GIVEN INSTRUCTION:
Collect every line that includes the string "Сред".

___

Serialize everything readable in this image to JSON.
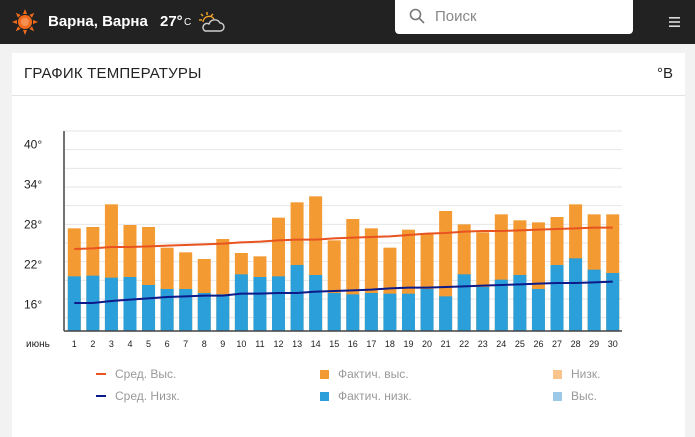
{
  "header": {
    "city": "Варна, Варна",
    "temperature": "27°",
    "temperature_unit": "C"
  },
  "search": {
    "placeholder": "Поиск"
  },
  "card": {
    "title": "ГРАФИК ТЕМПЕРАТУРЫ",
    "unit_toggle": "°В"
  },
  "colors": {
    "actual_high": "#f39a32",
    "actual_low": "#2b9fd9",
    "avg_high_line": "#e8531f",
    "avg_low_line": "#0c1a8a",
    "record_low": "#f9c48c",
    "record_high": "#9cc9e8"
  },
  "chart_data": {
    "type": "bar",
    "month_label": "июнь",
    "categories": [
      "1",
      "2",
      "3",
      "4",
      "5",
      "6",
      "7",
      "8",
      "9",
      "10",
      "11",
      "12",
      "13",
      "14",
      "15",
      "16",
      "17",
      "18",
      "19",
      "20",
      "21",
      "22",
      "23",
      "24",
      "25",
      "26",
      "27",
      "28",
      "29",
      "30"
    ],
    "ytick_labels": [
      "16°",
      "22°",
      "28°",
      "34°",
      "40°"
    ],
    "yticks": [
      16,
      22,
      28,
      34,
      40
    ],
    "ylim": [
      12,
      42
    ],
    "series": [
      {
        "name": "Фактич. выс.",
        "values": [
          27.4,
          27.6,
          31.0,
          27.9,
          27.6,
          24.5,
          23.8,
          22.8,
          25.8,
          23.7,
          23.2,
          29.0,
          31.3,
          32.2,
          25.6,
          28.8,
          27.4,
          24.5,
          27.2,
          26.5,
          30.0,
          28.0,
          26.8,
          29.5,
          28.6,
          28.3,
          29.1,
          31.0,
          29.5,
          29.5
        ]
      },
      {
        "name": "Фактич. низк.",
        "values": [
          20.2,
          20.3,
          20.0,
          20.1,
          18.9,
          18.3,
          18.3,
          17.7,
          17.5,
          20.5,
          20.1,
          20.2,
          21.9,
          20.4,
          17.7,
          17.5,
          17.7,
          17.6,
          17.6,
          18.3,
          17.2,
          20.5,
          18.6,
          19.7,
          20.4,
          18.3,
          21.9,
          22.9,
          21.2,
          20.7
        ]
      },
      {
        "name": "Сред. Выс.",
        "values": [
          24.3,
          24.4,
          24.6,
          24.6,
          24.7,
          24.8,
          24.9,
          25.0,
          25.1,
          25.3,
          25.4,
          25.6,
          25.7,
          25.7,
          25.9,
          26.0,
          26.1,
          26.2,
          26.4,
          26.6,
          26.7,
          26.9,
          27.0,
          27.0,
          27.1,
          27.2,
          27.3,
          27.4,
          27.5,
          27.5
        ]
      },
      {
        "name": "Сред. Низк.",
        "values": [
          16.2,
          16.2,
          16.5,
          16.7,
          16.9,
          17.1,
          17.2,
          17.3,
          17.3,
          17.6,
          17.6,
          17.7,
          17.7,
          17.9,
          18.0,
          18.1,
          18.2,
          18.4,
          18.5,
          18.5,
          18.6,
          18.7,
          18.8,
          18.9,
          19.0,
          19.1,
          19.2,
          19.2,
          19.3,
          19.4
        ]
      }
    ],
    "legend": [
      {
        "label": "Сред. Выс.",
        "kind": "line",
        "color": "#e8531f"
      },
      {
        "label": "Фактич. выс.",
        "kind": "box",
        "color": "#f39a32"
      },
      {
        "label": "Низк.",
        "kind": "box",
        "color": "#f9c48c"
      },
      {
        "label": "Сред. Низк.",
        "kind": "line",
        "color": "#0c1a8a"
      },
      {
        "label": "Фактич. низк.",
        "kind": "box",
        "color": "#2b9fd9"
      },
      {
        "label": "Выс.",
        "kind": "box",
        "color": "#9cc9e8"
      }
    ],
    "grid": true,
    "legend_position": "bottom"
  }
}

___

SOLUTION:
        "name": "Сред. Выс.",
        "name": "Сред. Низк.",
        "label": "Сред. Выс.",
        "label": "Сред. Низк.",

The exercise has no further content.